OBJECTIVE
Give back a single number, the count of lines containing the word "prácticas".

INPUT MATERIAL
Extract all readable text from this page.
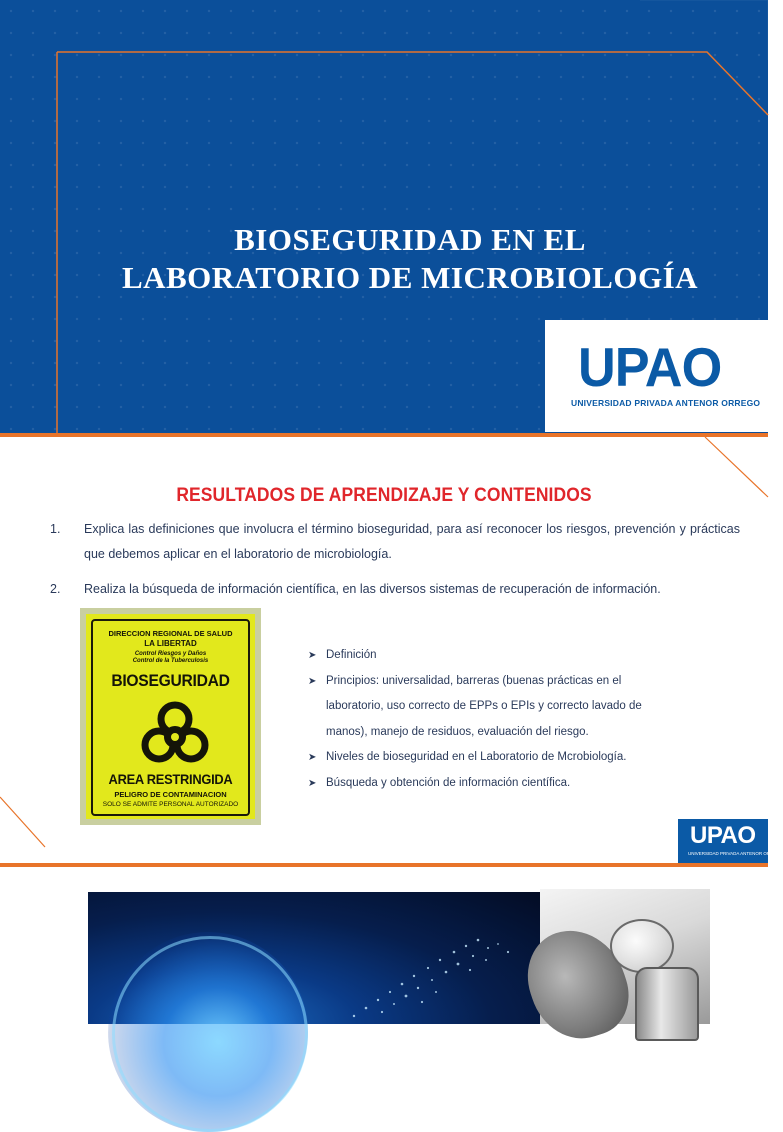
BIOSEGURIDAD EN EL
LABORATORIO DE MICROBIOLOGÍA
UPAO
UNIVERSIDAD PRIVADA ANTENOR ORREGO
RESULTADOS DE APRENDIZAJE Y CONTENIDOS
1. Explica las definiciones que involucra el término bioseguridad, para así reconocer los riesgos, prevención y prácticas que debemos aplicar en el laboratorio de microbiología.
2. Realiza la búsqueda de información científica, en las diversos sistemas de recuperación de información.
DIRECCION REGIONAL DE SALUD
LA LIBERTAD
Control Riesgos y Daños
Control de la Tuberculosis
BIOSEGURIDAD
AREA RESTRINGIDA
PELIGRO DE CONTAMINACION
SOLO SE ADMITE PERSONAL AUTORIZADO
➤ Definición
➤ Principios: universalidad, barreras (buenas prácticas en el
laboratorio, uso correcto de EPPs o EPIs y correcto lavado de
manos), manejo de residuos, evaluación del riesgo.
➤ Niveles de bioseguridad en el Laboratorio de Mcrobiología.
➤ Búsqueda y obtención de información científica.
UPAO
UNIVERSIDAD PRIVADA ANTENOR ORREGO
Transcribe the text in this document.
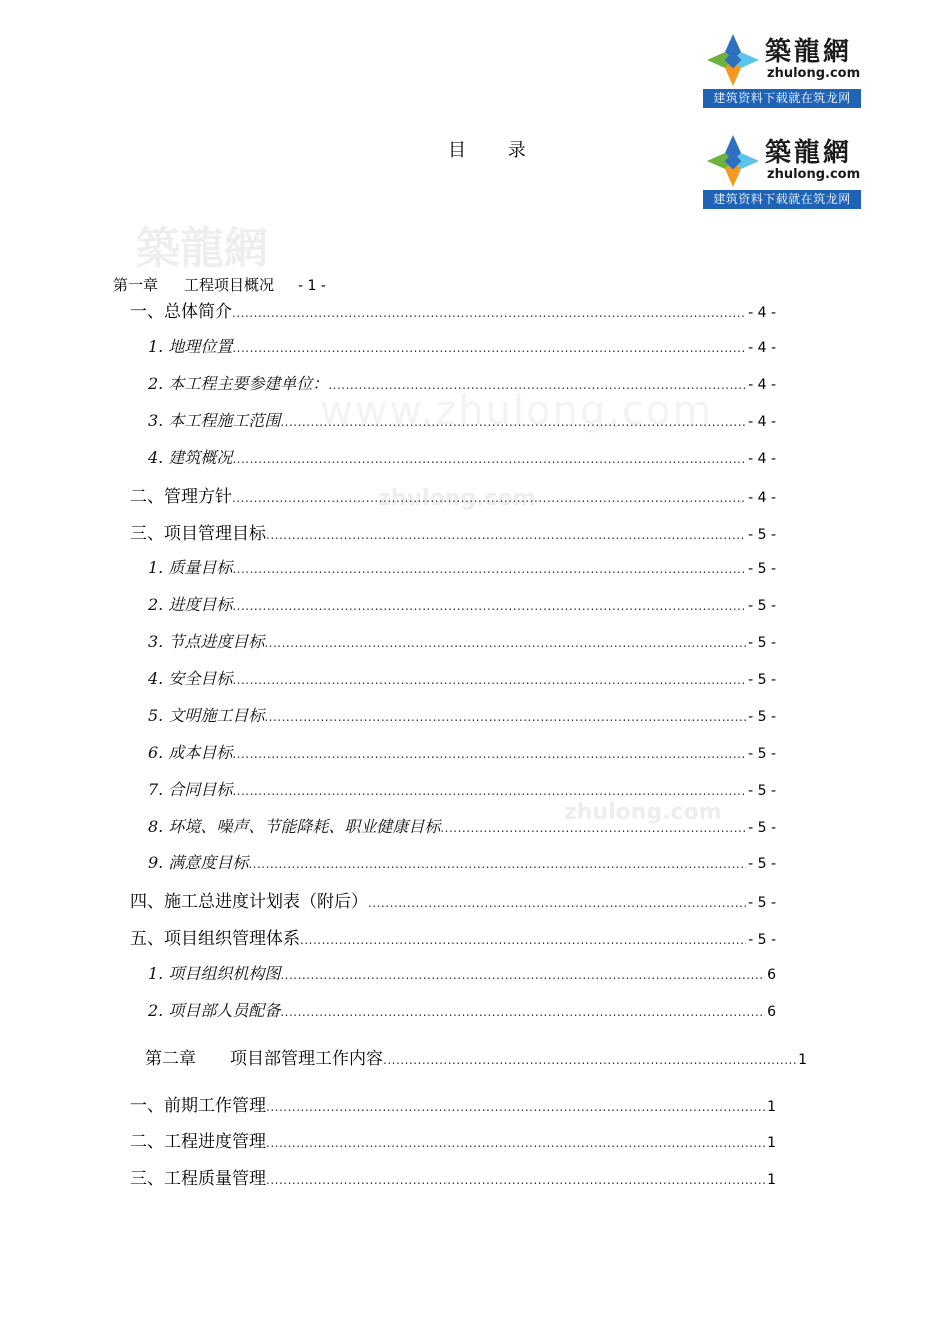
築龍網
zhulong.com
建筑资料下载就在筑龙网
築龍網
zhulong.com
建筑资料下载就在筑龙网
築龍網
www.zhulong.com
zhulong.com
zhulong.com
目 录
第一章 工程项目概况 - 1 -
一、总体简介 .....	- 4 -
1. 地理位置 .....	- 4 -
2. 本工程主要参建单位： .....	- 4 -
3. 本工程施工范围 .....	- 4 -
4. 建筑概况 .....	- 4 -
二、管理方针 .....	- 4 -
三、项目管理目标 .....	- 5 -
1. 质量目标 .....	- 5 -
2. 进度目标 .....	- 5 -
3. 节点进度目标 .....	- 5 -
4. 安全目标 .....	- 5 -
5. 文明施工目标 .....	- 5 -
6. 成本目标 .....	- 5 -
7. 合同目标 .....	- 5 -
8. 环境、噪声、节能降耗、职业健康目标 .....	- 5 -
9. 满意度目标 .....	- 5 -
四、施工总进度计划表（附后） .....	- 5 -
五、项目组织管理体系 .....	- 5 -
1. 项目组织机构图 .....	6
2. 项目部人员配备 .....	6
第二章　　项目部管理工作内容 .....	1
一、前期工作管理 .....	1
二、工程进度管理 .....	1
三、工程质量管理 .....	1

THE COMPLETED TASK
2